[What is being asked] Tally up the lines carrying the string "процентов" and respond with only the resulting number.
START Supplied data
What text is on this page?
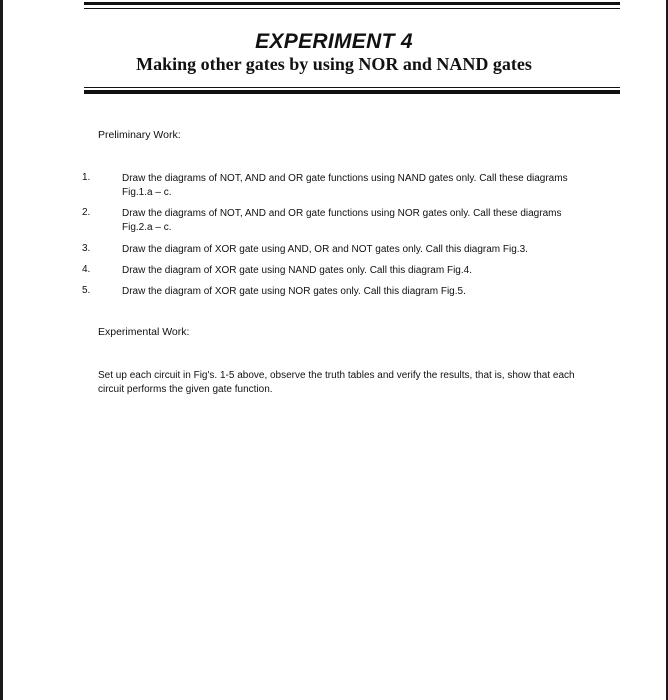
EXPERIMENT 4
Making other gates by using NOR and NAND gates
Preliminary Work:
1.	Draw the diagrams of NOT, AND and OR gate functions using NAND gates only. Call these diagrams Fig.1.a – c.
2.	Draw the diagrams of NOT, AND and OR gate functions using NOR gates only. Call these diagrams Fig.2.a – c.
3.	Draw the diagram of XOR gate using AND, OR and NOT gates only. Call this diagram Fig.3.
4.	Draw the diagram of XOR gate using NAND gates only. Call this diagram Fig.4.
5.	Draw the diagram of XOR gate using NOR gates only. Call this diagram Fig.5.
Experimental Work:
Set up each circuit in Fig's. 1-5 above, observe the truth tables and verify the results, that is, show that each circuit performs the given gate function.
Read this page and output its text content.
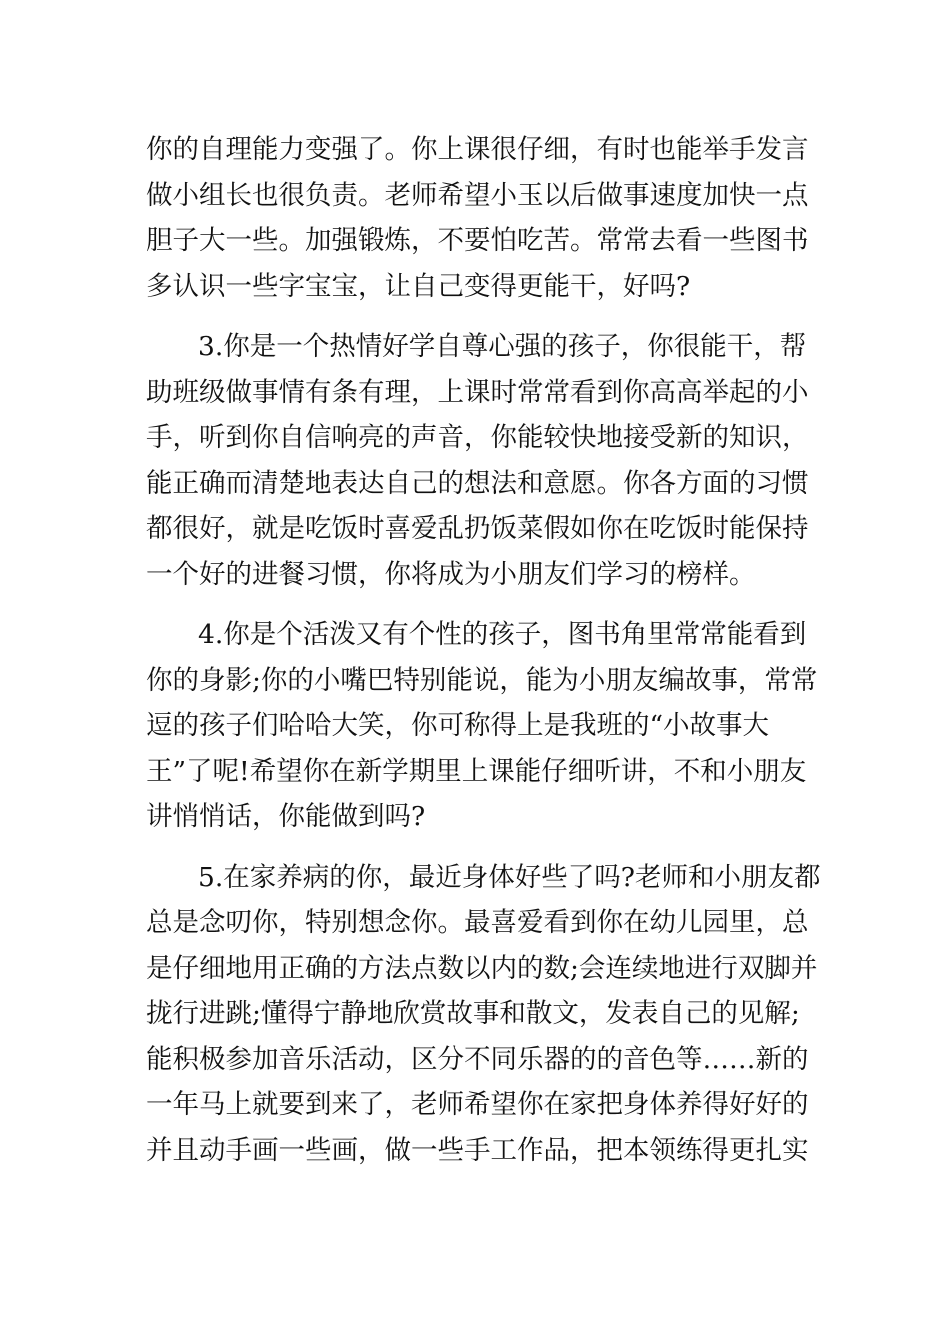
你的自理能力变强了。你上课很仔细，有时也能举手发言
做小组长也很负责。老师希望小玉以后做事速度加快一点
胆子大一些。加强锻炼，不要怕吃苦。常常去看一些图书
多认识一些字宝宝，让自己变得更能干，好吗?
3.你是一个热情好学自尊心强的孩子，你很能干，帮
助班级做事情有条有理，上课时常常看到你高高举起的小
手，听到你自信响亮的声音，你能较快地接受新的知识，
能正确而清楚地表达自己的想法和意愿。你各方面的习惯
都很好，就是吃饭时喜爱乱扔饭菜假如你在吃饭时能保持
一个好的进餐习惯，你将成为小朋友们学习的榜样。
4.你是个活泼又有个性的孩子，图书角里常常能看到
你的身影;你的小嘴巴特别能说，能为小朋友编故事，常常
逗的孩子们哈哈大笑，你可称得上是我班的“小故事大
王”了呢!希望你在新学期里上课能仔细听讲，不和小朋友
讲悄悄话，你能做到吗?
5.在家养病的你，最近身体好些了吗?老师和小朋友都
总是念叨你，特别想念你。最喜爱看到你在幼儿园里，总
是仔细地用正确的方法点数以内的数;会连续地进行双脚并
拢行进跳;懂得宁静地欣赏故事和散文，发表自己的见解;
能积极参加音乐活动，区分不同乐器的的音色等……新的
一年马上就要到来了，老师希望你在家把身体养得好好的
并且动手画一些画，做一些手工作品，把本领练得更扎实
END Supplied data
START Supplied data
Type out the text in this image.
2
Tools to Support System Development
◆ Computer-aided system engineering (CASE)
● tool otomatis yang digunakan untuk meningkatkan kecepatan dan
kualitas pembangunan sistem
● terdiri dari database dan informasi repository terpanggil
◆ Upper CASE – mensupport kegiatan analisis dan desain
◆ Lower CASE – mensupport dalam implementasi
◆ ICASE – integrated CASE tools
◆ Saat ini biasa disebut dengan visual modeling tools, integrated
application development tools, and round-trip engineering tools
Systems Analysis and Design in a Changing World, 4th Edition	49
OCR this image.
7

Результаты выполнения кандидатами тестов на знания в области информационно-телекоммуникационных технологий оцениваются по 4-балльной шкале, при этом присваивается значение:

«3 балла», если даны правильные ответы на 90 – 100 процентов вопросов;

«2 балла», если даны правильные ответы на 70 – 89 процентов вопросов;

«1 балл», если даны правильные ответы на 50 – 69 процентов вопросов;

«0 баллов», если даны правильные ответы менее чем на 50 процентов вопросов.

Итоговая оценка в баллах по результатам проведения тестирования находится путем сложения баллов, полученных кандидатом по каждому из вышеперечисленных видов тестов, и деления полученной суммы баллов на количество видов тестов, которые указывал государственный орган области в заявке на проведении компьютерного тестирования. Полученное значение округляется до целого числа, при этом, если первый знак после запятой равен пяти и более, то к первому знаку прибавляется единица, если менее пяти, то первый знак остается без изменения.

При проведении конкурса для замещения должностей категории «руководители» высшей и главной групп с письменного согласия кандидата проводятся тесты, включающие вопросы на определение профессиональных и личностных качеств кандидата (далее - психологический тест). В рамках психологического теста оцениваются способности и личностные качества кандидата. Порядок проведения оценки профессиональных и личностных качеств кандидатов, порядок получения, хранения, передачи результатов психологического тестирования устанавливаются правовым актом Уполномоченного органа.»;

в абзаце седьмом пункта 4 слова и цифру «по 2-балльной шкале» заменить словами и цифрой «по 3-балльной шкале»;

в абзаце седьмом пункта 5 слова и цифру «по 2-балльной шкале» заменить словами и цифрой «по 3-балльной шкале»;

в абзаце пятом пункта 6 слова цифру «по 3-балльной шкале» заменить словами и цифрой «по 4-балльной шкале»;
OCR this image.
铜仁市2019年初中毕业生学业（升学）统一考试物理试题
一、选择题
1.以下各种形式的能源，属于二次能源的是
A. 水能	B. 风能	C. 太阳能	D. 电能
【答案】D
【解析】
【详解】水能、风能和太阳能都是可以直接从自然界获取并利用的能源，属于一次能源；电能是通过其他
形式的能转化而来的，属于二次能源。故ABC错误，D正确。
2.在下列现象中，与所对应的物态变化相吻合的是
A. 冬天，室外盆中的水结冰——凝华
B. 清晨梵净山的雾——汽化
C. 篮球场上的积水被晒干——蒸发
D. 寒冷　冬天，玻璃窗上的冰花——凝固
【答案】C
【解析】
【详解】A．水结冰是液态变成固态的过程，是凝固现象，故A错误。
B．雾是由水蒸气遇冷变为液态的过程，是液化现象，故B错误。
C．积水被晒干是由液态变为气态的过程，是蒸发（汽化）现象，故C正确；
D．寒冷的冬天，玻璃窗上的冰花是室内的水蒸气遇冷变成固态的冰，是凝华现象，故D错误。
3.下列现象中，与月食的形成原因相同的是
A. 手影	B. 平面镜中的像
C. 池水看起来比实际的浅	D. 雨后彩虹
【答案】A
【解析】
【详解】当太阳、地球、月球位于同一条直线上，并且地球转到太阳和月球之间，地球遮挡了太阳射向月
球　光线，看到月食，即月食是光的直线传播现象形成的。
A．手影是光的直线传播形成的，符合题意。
END Supplied data
START Supplied data
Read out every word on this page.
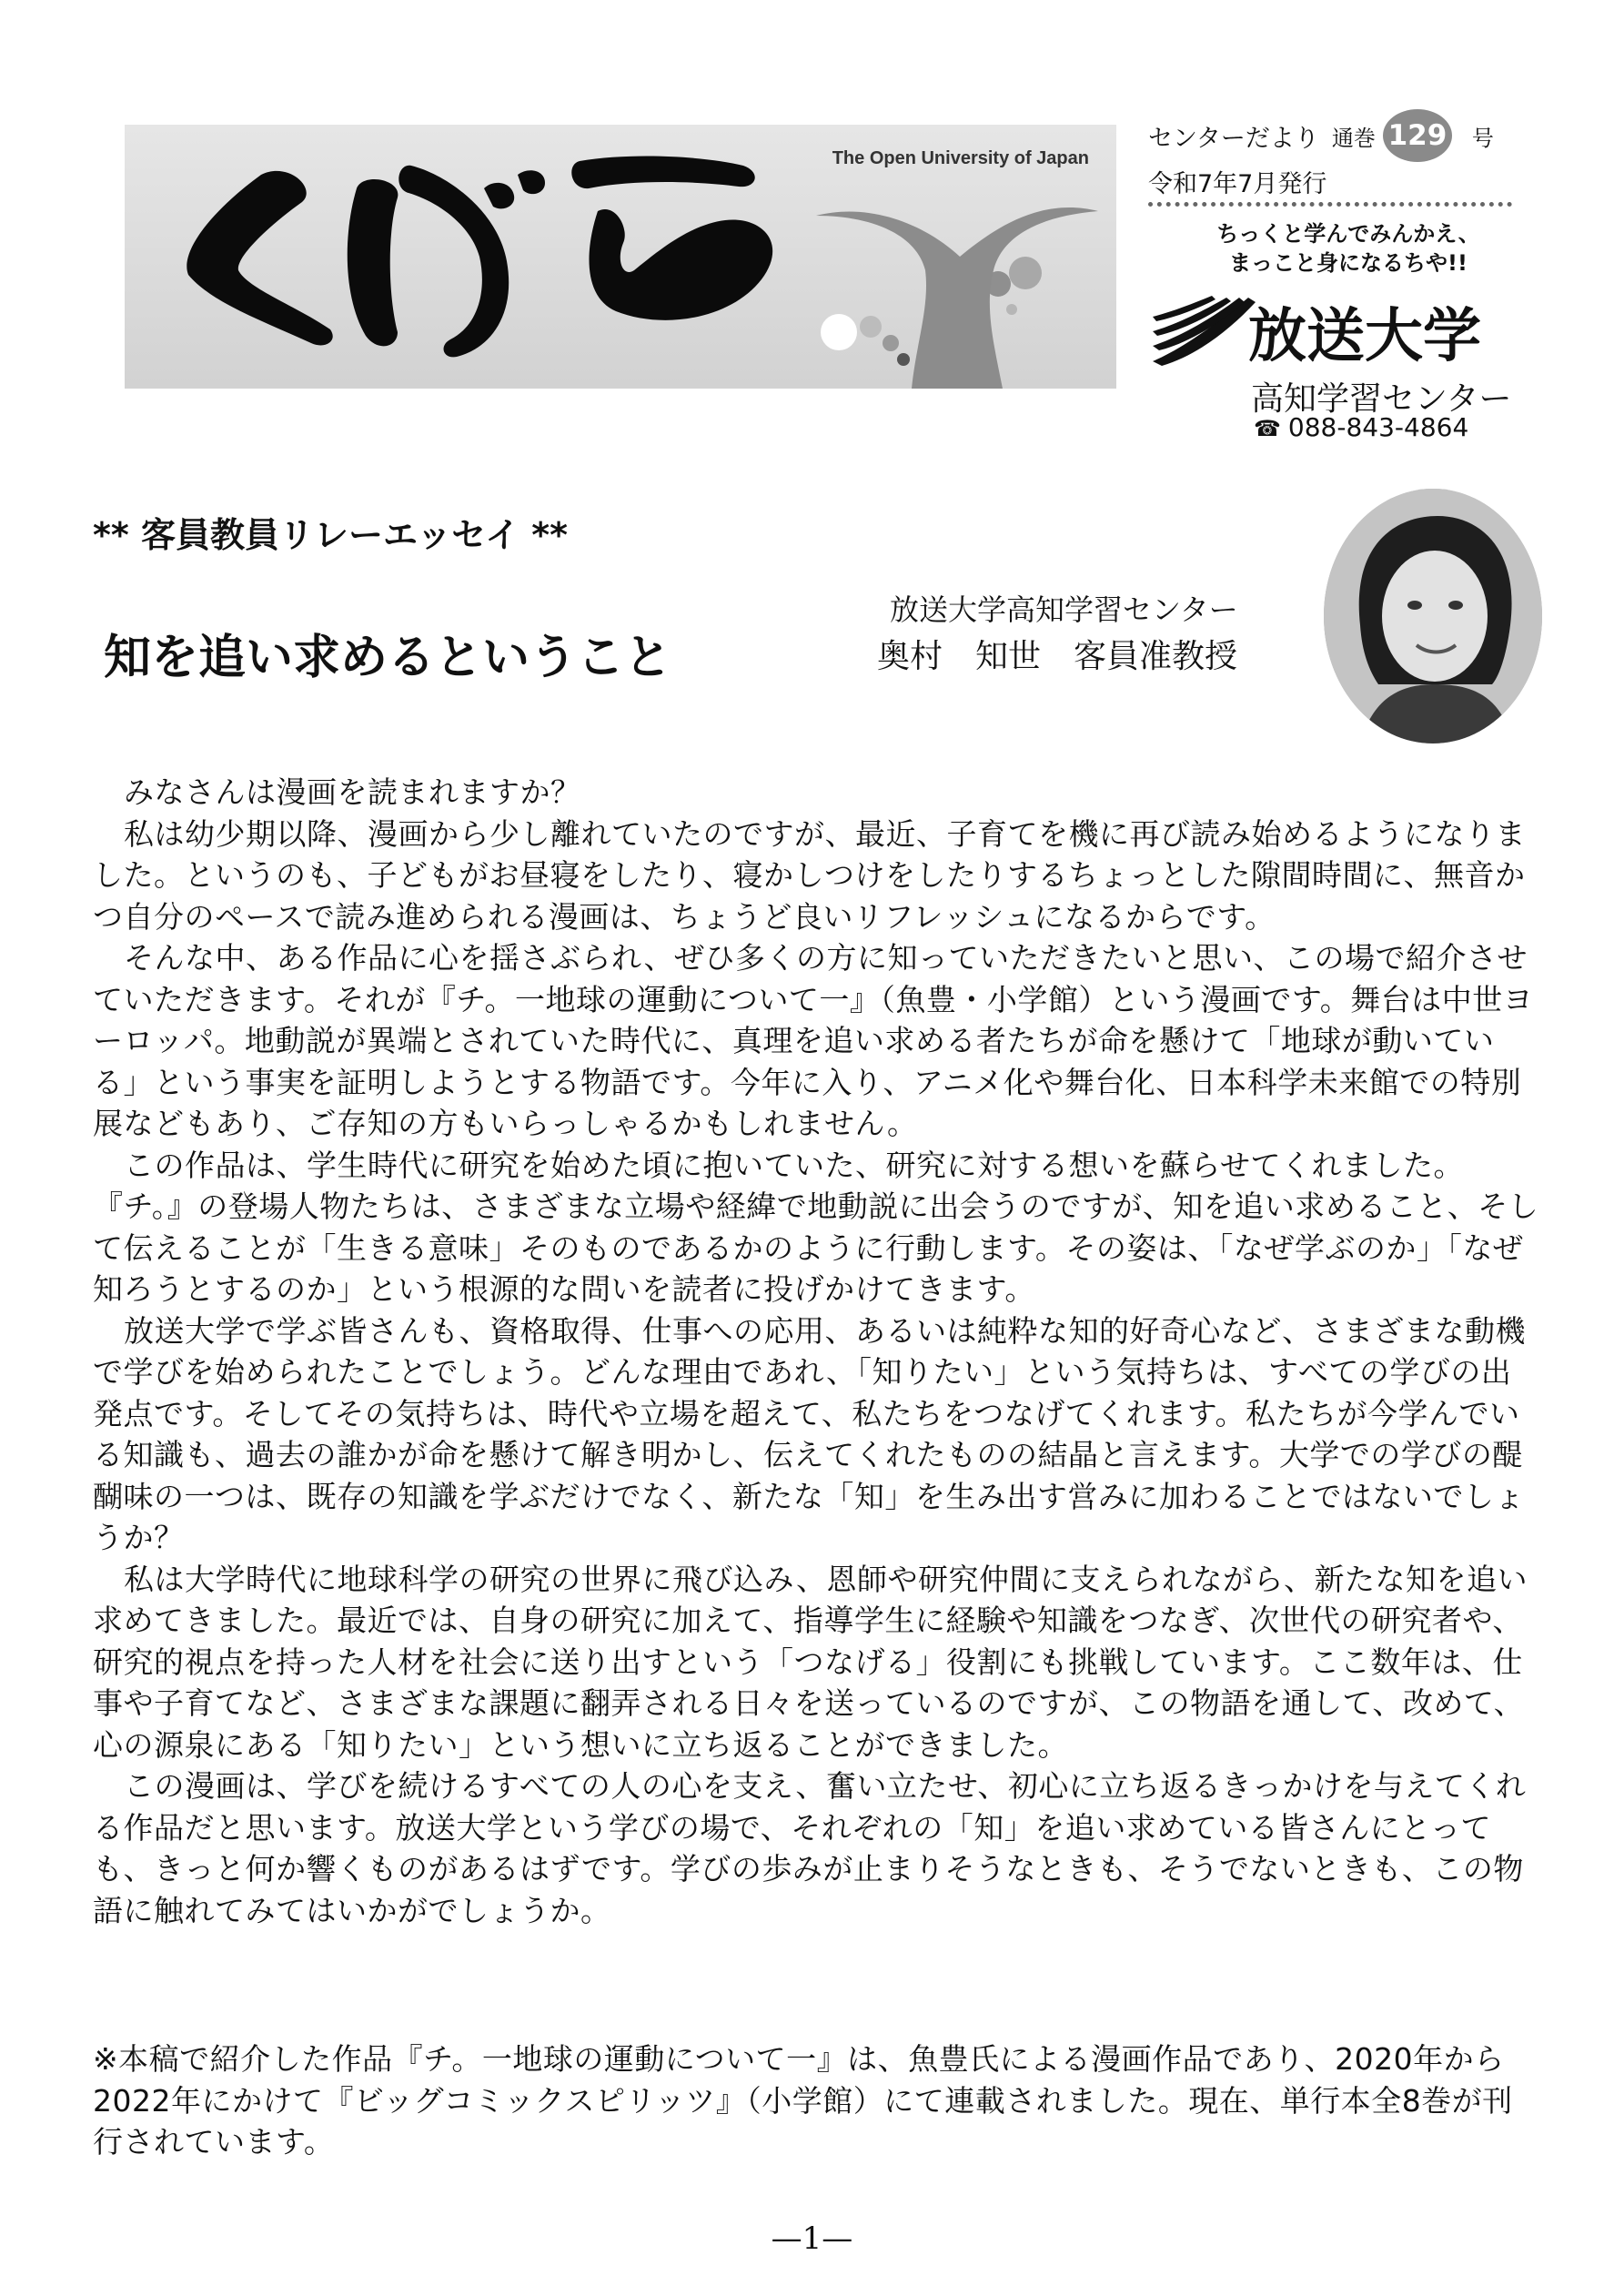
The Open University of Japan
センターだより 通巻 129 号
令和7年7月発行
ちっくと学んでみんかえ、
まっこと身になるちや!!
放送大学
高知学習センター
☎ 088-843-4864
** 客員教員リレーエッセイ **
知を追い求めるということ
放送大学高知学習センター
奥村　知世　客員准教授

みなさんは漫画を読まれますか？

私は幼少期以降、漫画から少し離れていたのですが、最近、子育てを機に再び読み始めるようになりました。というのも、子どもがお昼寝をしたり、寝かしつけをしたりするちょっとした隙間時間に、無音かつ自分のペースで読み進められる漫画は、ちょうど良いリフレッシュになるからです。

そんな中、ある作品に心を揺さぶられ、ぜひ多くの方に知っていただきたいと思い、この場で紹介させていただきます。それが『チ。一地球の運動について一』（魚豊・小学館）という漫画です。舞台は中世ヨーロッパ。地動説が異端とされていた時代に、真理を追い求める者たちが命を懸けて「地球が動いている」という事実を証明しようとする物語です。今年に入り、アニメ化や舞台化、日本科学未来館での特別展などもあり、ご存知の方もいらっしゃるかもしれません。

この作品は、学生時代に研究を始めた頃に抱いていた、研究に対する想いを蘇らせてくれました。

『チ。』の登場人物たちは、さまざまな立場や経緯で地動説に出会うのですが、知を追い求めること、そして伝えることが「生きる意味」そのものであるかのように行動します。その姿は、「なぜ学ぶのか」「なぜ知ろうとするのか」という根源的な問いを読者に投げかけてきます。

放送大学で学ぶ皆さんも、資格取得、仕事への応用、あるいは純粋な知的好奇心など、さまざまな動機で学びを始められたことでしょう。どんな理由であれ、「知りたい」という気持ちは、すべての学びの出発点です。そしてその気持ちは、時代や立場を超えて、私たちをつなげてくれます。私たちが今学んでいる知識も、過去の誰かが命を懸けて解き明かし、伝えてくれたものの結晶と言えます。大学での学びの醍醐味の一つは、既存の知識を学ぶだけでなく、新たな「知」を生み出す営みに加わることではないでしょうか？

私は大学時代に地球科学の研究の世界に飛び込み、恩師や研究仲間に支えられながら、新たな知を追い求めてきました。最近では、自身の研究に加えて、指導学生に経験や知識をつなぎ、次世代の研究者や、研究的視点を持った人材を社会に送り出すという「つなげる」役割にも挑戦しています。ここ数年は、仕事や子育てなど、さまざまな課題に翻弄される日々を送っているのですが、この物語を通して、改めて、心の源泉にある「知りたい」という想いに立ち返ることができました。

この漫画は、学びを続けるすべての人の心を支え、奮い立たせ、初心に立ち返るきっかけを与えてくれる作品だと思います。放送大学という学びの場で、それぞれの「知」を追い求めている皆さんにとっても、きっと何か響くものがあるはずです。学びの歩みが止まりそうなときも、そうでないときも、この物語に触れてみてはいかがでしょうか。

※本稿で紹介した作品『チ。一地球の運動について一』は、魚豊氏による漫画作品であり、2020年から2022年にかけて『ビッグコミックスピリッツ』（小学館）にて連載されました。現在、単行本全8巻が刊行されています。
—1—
END Supplied data
[Response to this task] 4